Give an exact transcription of every line, dropping the images.

Collection entries:
=====
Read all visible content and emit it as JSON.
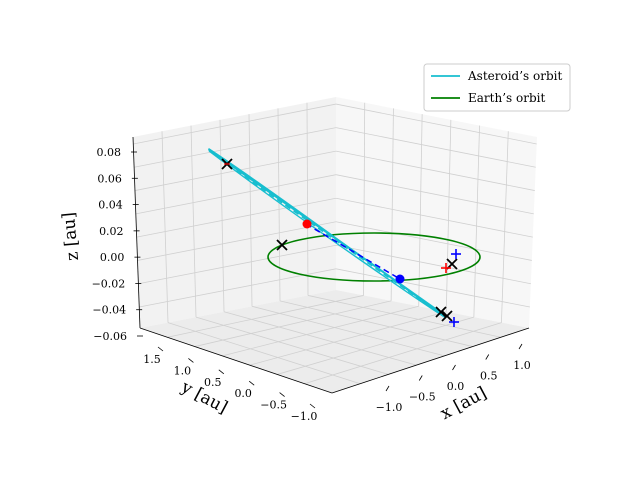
{
  "chart_data": {
    "type": "line3d",
    "axes": {
      "x": {
        "label": "x [au]",
        "ticks": [
          "−1.0",
          "−0.5",
          "0.0",
          "0.5",
          "1.0"
        ]
      },
      "y": {
        "label": "y [au]",
        "ticks": [
          "1.5",
          "1.0",
          "0.5",
          "0.0",
          "−0.5",
          "−1.0"
        ]
      },
      "z": {
        "label": "z [au]",
        "ticks": [
          "0.08",
          "0.06",
          "0.04",
          "0.02",
          "0.00",
          "−0.02",
          "−0.04",
          "−0.06"
        ]
      }
    },
    "legend": {
      "position": "top-right",
      "entries": [
        {
          "label": "Asteroid’s orbit",
          "color": "#17becf"
        },
        {
          "label": "Earth’s orbit",
          "color": "#008000"
        }
      ]
    },
    "series": [
      {
        "name": "Asteroid’s orbit",
        "color": "#17becf",
        "style": "solid"
      },
      {
        "name": "Earth’s orbit",
        "color": "#008000",
        "style": "solid"
      }
    ],
    "markers": {
      "crosses": "#000000",
      "red_points": "#ff0000",
      "blue_points": "#0000ff",
      "blue_plus": "#0000ff",
      "red_plus": "#ff0000"
    },
    "grid": true
  }
}
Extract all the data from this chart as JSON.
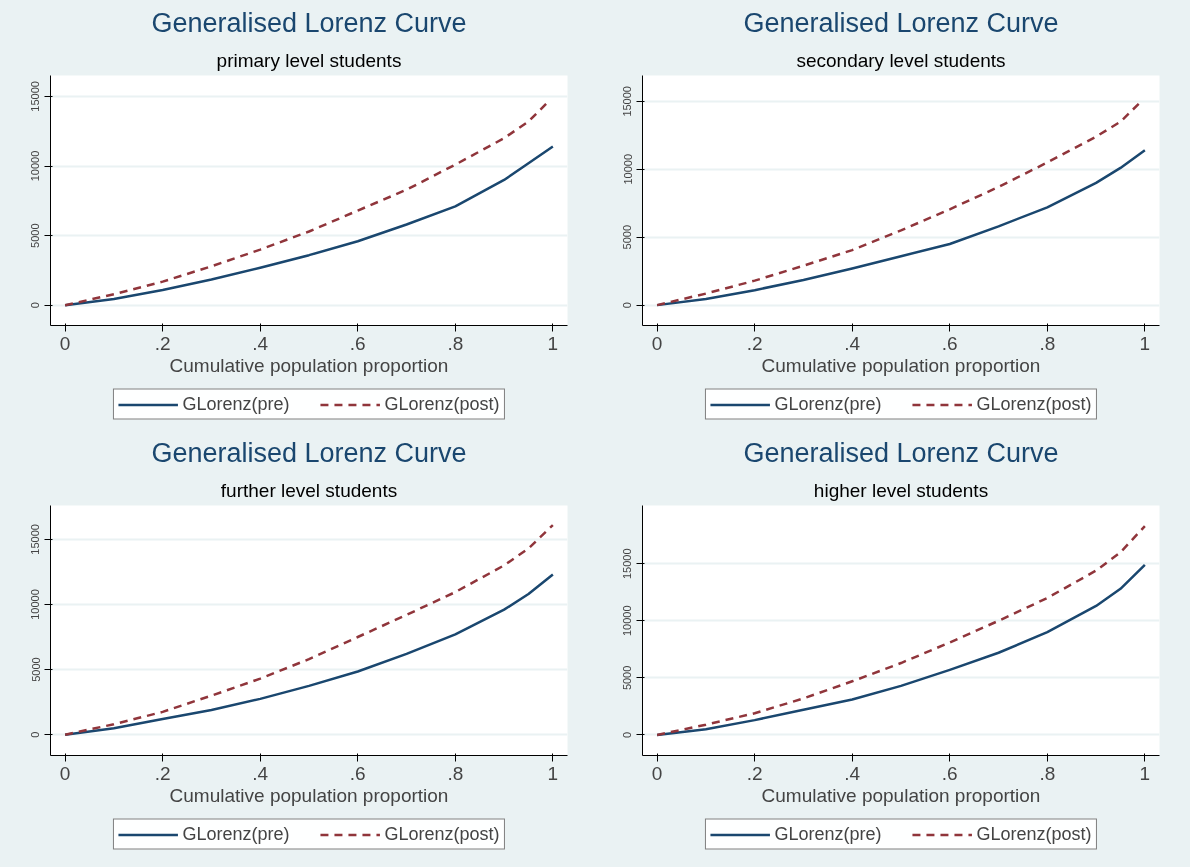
{
  "chart_data": [
    {
      "type": "line",
      "title": "Generalised Lorenz Curve",
      "subtitle": "primary level students",
      "xlabel": "Cumulative population proportion",
      "xlim": [
        -0.03,
        1.03
      ],
      "ylim": [
        -1450,
        16500
      ],
      "xticks": [
        {
          "value": 0,
          "label": "0"
        },
        {
          "value": 0.2,
          "label": ".2"
        },
        {
          "value": 0.4,
          "label": ".4"
        },
        {
          "value": 0.6,
          "label": ".6"
        },
        {
          "value": 0.8,
          "label": ".8"
        },
        {
          "value": 1,
          "label": "1"
        }
      ],
      "yticks": [
        0,
        5000,
        10000,
        15000
      ],
      "grid": "y",
      "legend": "bottom",
      "marker": "none",
      "series": [
        {
          "name": "GLorenz(pre)",
          "color": "#1a476f",
          "line_style": "solid",
          "x": [
            0,
            0.1,
            0.2,
            0.3,
            0.4,
            0.5,
            0.6,
            0.7,
            0.8,
            0.9,
            0.95,
            1
          ],
          "values": [
            0,
            450,
            1100,
            1850,
            2700,
            3600,
            4600,
            5800,
            7100,
            9000,
            10200,
            11400
          ]
        },
        {
          "name": "GLorenz(post)",
          "color": "#90353b",
          "line_style": "dashed",
          "x": [
            0,
            0.1,
            0.2,
            0.3,
            0.4,
            0.5,
            0.6,
            0.7,
            0.8,
            0.9,
            0.95,
            0.99
          ],
          "values": [
            0,
            800,
            1700,
            2800,
            4000,
            5300,
            6800,
            8300,
            10100,
            12000,
            13200,
            14600
          ]
        }
      ]
    },
    {
      "type": "line",
      "title": "Generalised Lorenz Curve",
      "subtitle": "secondary level students",
      "xlabel": "Cumulative population proportion",
      "xlim": [
        -0.03,
        1.03
      ],
      "ylim": [
        -1500,
        16900
      ],
      "xticks": [
        {
          "value": 0,
          "label": "0"
        },
        {
          "value": 0.2,
          "label": ".2"
        },
        {
          "value": 0.4,
          "label": ".4"
        },
        {
          "value": 0.6,
          "label": ".6"
        },
        {
          "value": 0.8,
          "label": ".8"
        },
        {
          "value": 1,
          "label": "1"
        }
      ],
      "yticks": [
        0,
        5000,
        10000,
        15000
      ],
      "grid": "y",
      "legend": "bottom",
      "marker": "none",
      "series": [
        {
          "name": "GLorenz(pre)",
          "color": "#1a476f",
          "line_style": "solid",
          "x": [
            0,
            0.1,
            0.2,
            0.3,
            0.4,
            0.5,
            0.6,
            0.7,
            0.8,
            0.9,
            0.95,
            1
          ],
          "values": [
            0,
            450,
            1100,
            1850,
            2700,
            3600,
            4500,
            5800,
            7200,
            9000,
            10100,
            11400
          ]
        },
        {
          "name": "GLorenz(post)",
          "color": "#90353b",
          "line_style": "dashed",
          "x": [
            0,
            0.1,
            0.2,
            0.3,
            0.4,
            0.5,
            0.6,
            0.7,
            0.8,
            0.9,
            0.95,
            0.99
          ],
          "values": [
            0,
            850,
            1800,
            2900,
            4050,
            5500,
            7050,
            8700,
            10500,
            12400,
            13500,
            14900
          ]
        }
      ]
    },
    {
      "type": "line",
      "title": "Generalised Lorenz Curve",
      "subtitle": "further level students",
      "xlabel": "Cumulative population proportion",
      "xlim": [
        -0.03,
        1.03
      ],
      "ylim": [
        -1600,
        17600
      ],
      "xticks": [
        {
          "value": 0,
          "label": "0"
        },
        {
          "value": 0.2,
          "label": ".2"
        },
        {
          "value": 0.4,
          "label": ".4"
        },
        {
          "value": 0.6,
          "label": ".6"
        },
        {
          "value": 0.8,
          "label": ".8"
        },
        {
          "value": 1,
          "label": "1"
        }
      ],
      "yticks": [
        0,
        5000,
        10000,
        15000
      ],
      "grid": "y",
      "legend": "bottom",
      "marker": "none",
      "series": [
        {
          "name": "GLorenz(pre)",
          "color": "#1a476f",
          "line_style": "solid",
          "x": [
            0,
            0.1,
            0.2,
            0.3,
            0.4,
            0.5,
            0.6,
            0.7,
            0.8,
            0.9,
            0.95,
            1
          ],
          "values": [
            0,
            500,
            1200,
            1900,
            2750,
            3750,
            4850,
            6200,
            7700,
            9600,
            10800,
            12300
          ]
        },
        {
          "name": "GLorenz(post)",
          "color": "#90353b",
          "line_style": "dashed",
          "x": [
            0,
            0.1,
            0.2,
            0.3,
            0.4,
            0.5,
            0.6,
            0.7,
            0.8,
            0.9,
            0.95,
            1
          ],
          "values": [
            0,
            800,
            1750,
            3000,
            4300,
            5800,
            7500,
            9200,
            10950,
            13000,
            14300,
            16100
          ]
        }
      ]
    },
    {
      "type": "line",
      "title": "Generalised Lorenz Curve",
      "subtitle": "higher level students",
      "xlabel": "Cumulative population proportion",
      "xlim": [
        -0.03,
        1.03
      ],
      "ylim": [
        -1800,
        20100
      ],
      "xticks": [
        {
          "value": 0,
          "label": "0"
        },
        {
          "value": 0.2,
          "label": ".2"
        },
        {
          "value": 0.4,
          "label": ".4"
        },
        {
          "value": 0.6,
          "label": ".6"
        },
        {
          "value": 0.8,
          "label": ".8"
        },
        {
          "value": 1,
          "label": "1"
        }
      ],
      "yticks": [
        0,
        5000,
        10000,
        15000
      ],
      "grid": "y",
      "legend": "bottom",
      "marker": "none",
      "series": [
        {
          "name": "GLorenz(pre)",
          "color": "#1a476f",
          "line_style": "solid",
          "x": [
            0,
            0.1,
            0.2,
            0.3,
            0.4,
            0.5,
            0.6,
            0.7,
            0.8,
            0.9,
            0.95,
            1
          ],
          "values": [
            0,
            500,
            1300,
            2200,
            3100,
            4300,
            5700,
            7200,
            9000,
            11300,
            12800,
            14900
          ]
        },
        {
          "name": "GLorenz(post)",
          "color": "#90353b",
          "line_style": "dashed",
          "x": [
            0,
            0.1,
            0.2,
            0.3,
            0.4,
            0.5,
            0.6,
            0.7,
            0.8,
            0.9,
            0.95,
            1
          ],
          "values": [
            0,
            900,
            1900,
            3200,
            4700,
            6300,
            8100,
            10000,
            12000,
            14400,
            16000,
            18300
          ]
        }
      ]
    }
  ]
}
=====
Solution to the problem:
Read all visible content and emit it as JSON.
{
  "chart_data": {
    "type": "line3d",
    "axes": {
      "x": {
        "label": "x [au]",
        "ticks": [
          "−1.0",
          "−0.5",
          "0.0",
          "0.5",
          "1.0"
        ]
      },
      "y": {
        "label": "y [au]",
        "ticks": [
          "1.5",
          "1.0",
          "0.5",
          "0.0",
          "−0.5",
          "−1.0"
        ]
      },
      "z": {
        "label": "z [au]",
        "ticks": [
          "0.08",
          "0.06",
          "0.04",
          "0.02",
          "0.00",
          "−0.02",
          "−0.04",
          "−0.06"
        ]
      }
    },
    "legend": {
      "position": "top-right",
      "entries": [
        {
          "label": "Asteroid’s orbit",
          "color": "#17becf"
        },
        {
          "label": "Earth’s orbit",
          "color": "#008000"
        }
      ]
    },
    "series": [
      {
        "name": "Asteroid’s orbit",
        "color": "#17becf",
        "style": "solid"
      },
      {
        "name": "Earth’s orbit",
        "color": "#008000",
        "style": "solid"
      }
    ],
    "markers": {
      "crosses": "#000000",
      "red_points": "#ff0000",
      "blue_points": "#0000ff",
      "blue_plus": "#0000ff",
      "red_plus": "#ff0000"
    },
    "grid": true
  }
}
Extract all the data from this chart as JSON.
{
  "chart_data": [
    {
      "type": "line",
      "title": "Generalised Lorenz Curve",
      "subtitle": "primary level students",
      "xlabel": "Cumulative population proportion",
      "xlim": [
        -0.03,
        1.03
      ],
      "ylim": [
        -1450,
        16500
      ],
      "xticks": [
        {
          "value": 0,
          "label": "0"
        },
        {
          "value": 0.2,
          "label": ".2"
        },
        {
          "value": 0.4,
          "label": ".4"
        },
        {
          "value": 0.6,
          "label": ".6"
        },
        {
          "value": 0.8,
          "label": ".8"
        },
        {
          "value": 1,
          "label": "1"
        }
      ],
      "yticks": [
        0,
        5000,
        10000,
        15000
      ],
      "grid": "y",
      "legend": "bottom",
      "marker": "none",
      "series": [
        {
          "name": "GLorenz(pre)",
          "color": "#1a476f",
          "line_style": "solid",
          "x": [
            0,
            0.1,
            0.2,
            0.3,
            0.4,
            0.5,
            0.6,
            0.7,
            0.8,
            0.9,
            0.95,
            1
          ],
          "values": [
            0,
            450,
            1100,
            1850,
            2700,
            3600,
            4600,
            5800,
            7100,
            9000,
            10200,
            11400
          ]
        },
        {
          "name": "GLorenz(post)",
          "color": "#90353b",
          "line_style": "dashed",
          "x": [
            0,
            0.1,
            0.2,
            0.3,
            0.4,
            0.5,
            0.6,
            0.7,
            0.8,
            0.9,
            0.95,
            0.99
          ],
          "values": [
            0,
            800,
            1700,
            2800,
            4000,
            5300,
            6800,
            8300,
            10100,
            12000,
            13200,
            14600
          ]
        }
      ]
    },
    {
      "type": "line",
      "title": "Generalised Lorenz Curve",
      "subtitle": "secondary level students",
      "xlabel": "Cumulative population proportion",
      "xlim": [
        -0.03,
        1.03
      ],
      "ylim": [
        -1500,
        16900
      ],
      "xticks": [
        {
          "value": 0,
          "label": "0"
        },
        {
          "value": 0.2,
          "label": ".2"
        },
        {
          "value": 0.4,
          "label": ".4"
        },
        {
          "value": 0.6,
          "label": ".6"
        },
        {
          "value": 0.8,
          "label": ".8"
        },
        {
          "value": 1,
          "label": "1"
        }
      ],
      "yticks": [
        0,
        5000,
        10000,
        15000
      ],
      "grid": "y",
      "legend": "bottom",
      "marker": "none",
      "series": [
        {
          "name": "GLorenz(pre)",
          "color": "#1a476f",
          "line_style": "solid",
          "x": [
            0,
            0.1,
            0.2,
            0.3,
            0.4,
            0.5,
            0.6,
            0.7,
            0.8,
            0.9,
            0.95,
            1
          ],
          "values": [
            0,
            450,
            1100,
            1850,
            2700,
            3600,
            4500,
            5800,
            7200,
            9000,
            10100,
            11400
          ]
        },
        {
          "name": "GLorenz(post)",
          "color": "#90353b",
          "line_style": "dashed",
          "x": [
            0,
            0.1,
            0.2,
            0.3,
            0.4,
            0.5,
            0.6,
            0.7,
            0.8,
            0.9,
            0.95,
            0.99
          ],
          "values": [
            0,
            850,
            1800,
            2900,
            4050,
            5500,
            7050,
            8700,
            10500,
            12400,
            13500,
            14900
          ]
        }
      ]
    },
    {
      "type": "line",
      "title": "Generalised Lorenz Curve",
      "subtitle": "further level students",
      "xlabel": "Cumulative population proportion",
      "xlim": [
        -0.03,
        1.03
      ],
      "ylim": [
        -1600,
        17600
      ],
      "xticks": [
        {
          "value": 0,
          "label": "0"
        },
        {
          "value": 0.2,
          "label": ".2"
        },
        {
          "value": 0.4,
          "label": ".4"
        },
        {
          "value": 0.6,
          "label": ".6"
        },
        {
          "value": 0.8,
          "label": ".8"
        },
        {
          "value": 1,
          "label": "1"
        }
      ],
      "yticks": [
        0,
        5000,
        10000,
        15000
      ],
      "grid": "y",
      "legend": "bottom",
      "marker": "none",
      "series": [
        {
          "name": "GLorenz(pre)",
          "color": "#1a476f",
          "line_style": "solid",
          "x": [
            0,
            0.1,
            0.2,
            0.3,
            0.4,
            0.5,
            0.6,
            0.7,
            0.8,
            0.9,
            0.95,
            1
          ],
          "values": [
            0,
            500,
            1200,
            1900,
            2750,
            3750,
            4850,
            6200,
            7700,
            9600,
            10800,
            12300
          ]
        },
        {
          "name": "GLorenz(post)",
          "color": "#90353b",
          "line_style": "dashed",
          "x": [
            0,
            0.1,
            0.2,
            0.3,
            0.4,
            0.5,
            0.6,
            0.7,
            0.8,
            0.9,
            0.95,
            1
          ],
          "values": [
            0,
            800,
            1750,
            3000,
            4300,
            5800,
            7500,
            9200,
            10950,
            13000,
            14300,
            16100
          ]
        }
      ]
    },
    {
      "type": "line",
      "title": "Generalised Lorenz Curve",
      "subtitle": "higher level students",
      "xlabel": "Cumulative population proportion",
      "xlim": [
        -0.03,
        1.03
      ],
      "ylim": [
        -1800,
        20100
      ],
      "xticks": [
        {
          "value": 0,
          "label": "0"
        },
        {
          "value": 0.2,
          "label": ".2"
        },
        {
          "value": 0.4,
          "label": ".4"
        },
        {
          "value": 0.6,
          "label": ".6"
        },
        {
          "value": 0.8,
          "label": ".8"
        },
        {
          "value": 1,
          "label": "1"
        }
      ],
      "yticks": [
        0,
        5000,
        10000,
        15000
      ],
      "grid": "y",
      "legend": "bottom",
      "marker": "none",
      "series": [
        {
          "name": "GLorenz(pre)",
          "color": "#1a476f",
          "line_style": "solid",
          "x": [
            0,
            0.1,
            0.2,
            0.3,
            0.4,
            0.5,
            0.6,
            0.7,
            0.8,
            0.9,
            0.95,
            1
          ],
          "values": [
            0,
            500,
            1300,
            2200,
            3100,
            4300,
            5700,
            7200,
            9000,
            11300,
            12800,
            14900
          ]
        },
        {
          "name": "GLorenz(post)",
          "color": "#90353b",
          "line_style": "dashed",
          "x": [
            0,
            0.1,
            0.2,
            0.3,
            0.4,
            0.5,
            0.6,
            0.7,
            0.8,
            0.9,
            0.95,
            1
          ],
          "values": [
            0,
            900,
            1900,
            3200,
            4700,
            6300,
            8100,
            10000,
            12000,
            14400,
            16000,
            18300
          ]
        }
      ]
    }
  ]
}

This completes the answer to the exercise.